> [WHAT IS REQUIRED]: Omit all images. Transcribe the rest of the material below exactly.

> [RAW RECORDS]:
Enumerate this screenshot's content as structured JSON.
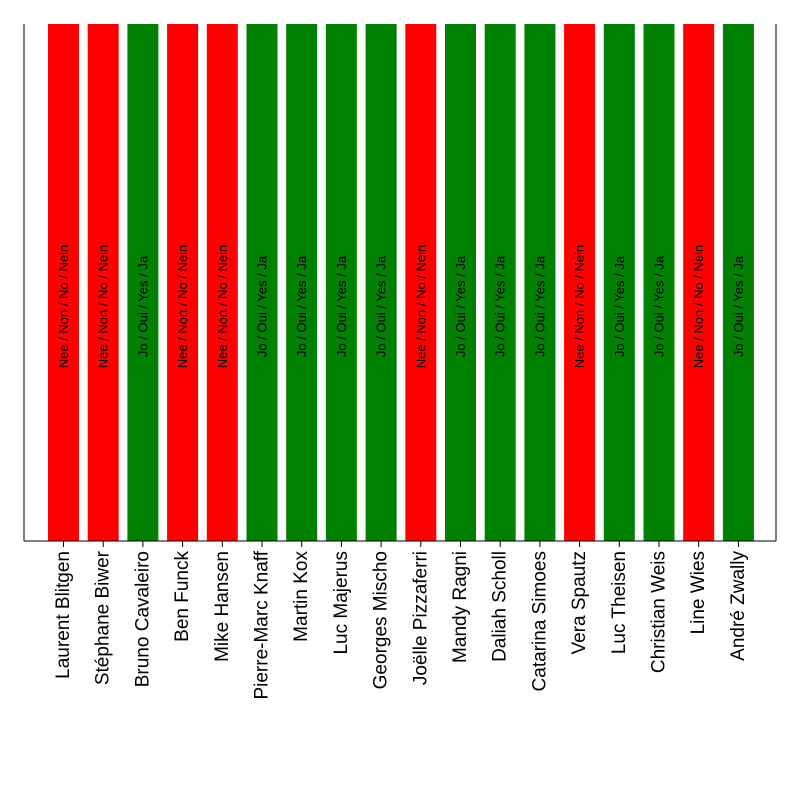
{
  "chart_data": {
    "type": "bar",
    "categories": [
      "Laurent Blitgen",
      "Stéphane Biwer",
      "Bruno Cavaleiro",
      "Ben Funck",
      "Mike Hansen",
      "Pierre-Marc Knaff",
      "Martin Kox",
      "Luc Majerus",
      "Georges Mischo",
      "Joëlle Pizzaferri",
      "Mandy Ragni",
      "Daliah Scholl",
      "Catarina Simoes",
      "Vera Spautz",
      "Luc Theisen",
      "Christian Weis",
      "Line Wies",
      "André Zwally"
    ],
    "votes": [
      "no",
      "no",
      "yes",
      "no",
      "no",
      "yes",
      "yes",
      "yes",
      "yes",
      "no",
      "yes",
      "yes",
      "yes",
      "no",
      "yes",
      "yes",
      "no",
      "yes"
    ],
    "values": [
      1,
      1,
      1,
      1,
      1,
      1,
      1,
      1,
      1,
      1,
      1,
      1,
      1,
      1,
      1,
      1,
      1,
      1
    ],
    "labels": {
      "yes": "Jo / Oui / Yes / Ja",
      "no": "Nee / Non / No / Nein"
    },
    "colors": {
      "yes": "#008000",
      "no": "#ff0000"
    },
    "ylim": [
      0,
      1
    ],
    "grid": false
  }
}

> [ANSWER TO THIS PROBLEM]:
Enumerate this screenshot's content as structured JSON.
{
  "chart_data": {
    "type": "bar",
    "categories": [
      "Laurent Blitgen",
      "Stéphane Biwer",
      "Bruno Cavaleiro",
      "Ben Funck",
      "Mike Hansen",
      "Pierre-Marc Knaff",
      "Martin Kox",
      "Luc Majerus",
      "Georges Mischo",
      "Joëlle Pizzaferri",
      "Mandy Ragni",
      "Daliah Scholl",
      "Catarina Simoes",
      "Vera Spautz",
      "Luc Theisen",
      "Christian Weis",
      "Line Wies",
      "André Zwally"
    ],
    "votes": [
      "no",
      "no",
      "yes",
      "no",
      "no",
      "yes",
      "yes",
      "yes",
      "yes",
      "no",
      "yes",
      "yes",
      "yes",
      "no",
      "yes",
      "yes",
      "no",
      "yes"
    ],
    "values": [
      1,
      1,
      1,
      1,
      1,
      1,
      1,
      1,
      1,
      1,
      1,
      1,
      1,
      1,
      1,
      1,
      1,
      1
    ],
    "labels": {
      "yes": "Jo / Oui / Yes / Ja",
      "no": "Nee / Non / No / Nein"
    },
    "colors": {
      "yes": "#008000",
      "no": "#ff0000"
    },
    "ylim": [
      0,
      1
    ],
    "grid": false
  }
}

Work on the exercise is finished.